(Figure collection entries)
'''
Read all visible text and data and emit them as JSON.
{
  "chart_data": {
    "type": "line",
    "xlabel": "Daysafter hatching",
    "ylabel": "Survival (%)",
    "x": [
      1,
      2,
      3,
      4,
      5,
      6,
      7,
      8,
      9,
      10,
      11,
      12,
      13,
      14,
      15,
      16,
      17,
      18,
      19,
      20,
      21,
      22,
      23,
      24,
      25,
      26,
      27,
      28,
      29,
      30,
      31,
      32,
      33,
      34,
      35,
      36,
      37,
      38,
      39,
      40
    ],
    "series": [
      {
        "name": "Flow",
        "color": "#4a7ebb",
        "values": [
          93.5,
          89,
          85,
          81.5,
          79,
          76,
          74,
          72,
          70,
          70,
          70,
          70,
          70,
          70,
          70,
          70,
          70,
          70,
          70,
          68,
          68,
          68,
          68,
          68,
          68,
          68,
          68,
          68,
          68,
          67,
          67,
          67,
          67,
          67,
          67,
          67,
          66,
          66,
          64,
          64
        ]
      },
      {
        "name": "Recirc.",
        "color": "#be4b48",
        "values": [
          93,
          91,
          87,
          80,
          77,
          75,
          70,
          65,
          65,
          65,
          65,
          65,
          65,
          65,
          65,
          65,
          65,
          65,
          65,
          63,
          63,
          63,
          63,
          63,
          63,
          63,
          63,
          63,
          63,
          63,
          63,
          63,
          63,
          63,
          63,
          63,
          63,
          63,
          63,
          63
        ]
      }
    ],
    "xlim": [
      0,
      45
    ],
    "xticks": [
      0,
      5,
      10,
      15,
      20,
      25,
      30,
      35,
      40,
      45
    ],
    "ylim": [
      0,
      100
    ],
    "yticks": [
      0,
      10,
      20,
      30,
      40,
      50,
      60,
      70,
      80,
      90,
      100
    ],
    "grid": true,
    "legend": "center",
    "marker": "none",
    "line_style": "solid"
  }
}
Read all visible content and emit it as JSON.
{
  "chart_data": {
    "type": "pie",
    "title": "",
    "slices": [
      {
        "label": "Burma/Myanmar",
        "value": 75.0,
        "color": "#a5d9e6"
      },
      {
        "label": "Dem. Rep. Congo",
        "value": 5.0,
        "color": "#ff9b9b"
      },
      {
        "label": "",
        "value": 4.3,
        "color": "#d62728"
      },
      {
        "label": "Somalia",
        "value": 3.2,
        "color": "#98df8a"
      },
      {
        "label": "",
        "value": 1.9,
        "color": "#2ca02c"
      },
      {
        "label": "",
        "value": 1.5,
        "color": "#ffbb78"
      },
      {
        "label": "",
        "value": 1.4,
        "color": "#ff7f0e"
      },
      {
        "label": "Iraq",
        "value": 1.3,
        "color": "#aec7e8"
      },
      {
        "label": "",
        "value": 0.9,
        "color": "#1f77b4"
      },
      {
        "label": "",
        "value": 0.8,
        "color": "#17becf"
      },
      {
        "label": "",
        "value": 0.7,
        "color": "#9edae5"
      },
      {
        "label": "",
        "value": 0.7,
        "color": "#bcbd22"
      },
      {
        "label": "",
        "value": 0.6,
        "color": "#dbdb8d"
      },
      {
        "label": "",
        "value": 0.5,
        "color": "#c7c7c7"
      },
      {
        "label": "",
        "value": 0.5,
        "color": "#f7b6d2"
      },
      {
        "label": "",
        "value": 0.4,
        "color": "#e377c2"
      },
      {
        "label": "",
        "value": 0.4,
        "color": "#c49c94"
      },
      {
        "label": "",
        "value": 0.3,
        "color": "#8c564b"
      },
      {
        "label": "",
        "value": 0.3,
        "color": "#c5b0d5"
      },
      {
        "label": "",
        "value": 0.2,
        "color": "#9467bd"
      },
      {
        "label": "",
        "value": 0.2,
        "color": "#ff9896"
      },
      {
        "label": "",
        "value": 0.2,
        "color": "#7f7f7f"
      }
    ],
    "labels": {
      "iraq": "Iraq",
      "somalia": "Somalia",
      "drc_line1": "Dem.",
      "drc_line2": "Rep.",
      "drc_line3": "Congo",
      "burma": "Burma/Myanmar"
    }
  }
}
'''
(WHAT THE EXERCISE ASKS)
Show each line holding the word "visible".

(FINAL RESULT)
Read all visible text and data and emit them as JSON.
Read all visible content and emit it as JSON.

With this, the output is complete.